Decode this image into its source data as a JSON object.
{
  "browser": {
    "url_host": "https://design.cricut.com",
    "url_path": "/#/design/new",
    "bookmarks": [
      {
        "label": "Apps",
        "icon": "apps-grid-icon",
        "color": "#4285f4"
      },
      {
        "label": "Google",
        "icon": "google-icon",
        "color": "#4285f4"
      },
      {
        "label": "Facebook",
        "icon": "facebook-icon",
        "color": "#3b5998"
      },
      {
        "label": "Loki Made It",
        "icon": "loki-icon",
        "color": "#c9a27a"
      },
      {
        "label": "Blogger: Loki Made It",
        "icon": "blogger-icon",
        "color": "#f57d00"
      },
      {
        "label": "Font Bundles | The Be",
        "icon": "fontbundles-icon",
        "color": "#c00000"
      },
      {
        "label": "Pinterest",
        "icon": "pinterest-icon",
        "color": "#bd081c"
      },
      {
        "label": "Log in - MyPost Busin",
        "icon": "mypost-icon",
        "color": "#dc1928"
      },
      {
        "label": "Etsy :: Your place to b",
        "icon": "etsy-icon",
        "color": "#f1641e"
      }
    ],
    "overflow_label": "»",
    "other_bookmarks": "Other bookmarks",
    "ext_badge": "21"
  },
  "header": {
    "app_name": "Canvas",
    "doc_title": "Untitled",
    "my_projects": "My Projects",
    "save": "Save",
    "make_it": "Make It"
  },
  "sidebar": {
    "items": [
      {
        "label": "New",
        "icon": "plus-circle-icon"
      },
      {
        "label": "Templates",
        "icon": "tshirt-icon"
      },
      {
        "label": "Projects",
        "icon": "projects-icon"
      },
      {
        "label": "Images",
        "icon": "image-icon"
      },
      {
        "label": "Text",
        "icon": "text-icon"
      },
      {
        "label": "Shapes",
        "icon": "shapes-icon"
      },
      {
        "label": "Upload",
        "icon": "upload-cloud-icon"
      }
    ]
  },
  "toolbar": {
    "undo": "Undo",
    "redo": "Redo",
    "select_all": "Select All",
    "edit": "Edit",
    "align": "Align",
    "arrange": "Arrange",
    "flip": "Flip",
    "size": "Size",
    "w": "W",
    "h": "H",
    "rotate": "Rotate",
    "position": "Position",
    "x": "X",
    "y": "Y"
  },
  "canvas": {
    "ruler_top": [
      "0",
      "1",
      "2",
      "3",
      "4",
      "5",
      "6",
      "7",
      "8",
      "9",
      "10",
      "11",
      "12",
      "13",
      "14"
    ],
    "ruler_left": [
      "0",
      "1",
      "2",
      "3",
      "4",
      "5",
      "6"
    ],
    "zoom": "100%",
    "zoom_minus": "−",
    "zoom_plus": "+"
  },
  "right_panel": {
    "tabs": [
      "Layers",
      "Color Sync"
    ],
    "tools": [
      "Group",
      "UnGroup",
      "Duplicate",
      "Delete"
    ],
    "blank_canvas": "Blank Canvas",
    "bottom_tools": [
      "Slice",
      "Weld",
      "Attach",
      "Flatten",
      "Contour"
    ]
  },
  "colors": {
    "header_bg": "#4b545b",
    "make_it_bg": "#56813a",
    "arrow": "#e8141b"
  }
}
....
> SHORT TASK
Make a copy of each line that contains the string "Made".

> TASK RESULT
        "label": "Loki Made It",
        "label": "Blogger: Loki Made It",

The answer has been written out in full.